Determine how many lines of the material hold the string "software" and reply with only that number.

> _GIVEN DATA_
^^^^
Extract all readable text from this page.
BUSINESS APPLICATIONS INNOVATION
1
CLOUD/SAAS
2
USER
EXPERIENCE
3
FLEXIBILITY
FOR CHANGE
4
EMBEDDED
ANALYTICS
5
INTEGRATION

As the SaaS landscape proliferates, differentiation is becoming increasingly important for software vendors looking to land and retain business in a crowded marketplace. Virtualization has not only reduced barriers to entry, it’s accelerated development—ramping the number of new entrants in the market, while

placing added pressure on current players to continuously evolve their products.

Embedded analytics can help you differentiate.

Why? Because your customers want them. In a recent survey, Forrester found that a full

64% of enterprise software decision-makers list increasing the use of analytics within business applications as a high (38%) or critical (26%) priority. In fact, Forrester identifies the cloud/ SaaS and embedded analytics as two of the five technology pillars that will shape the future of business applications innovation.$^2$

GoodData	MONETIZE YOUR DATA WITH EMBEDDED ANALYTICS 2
^^^^
> _WORKED SOLUTION_
2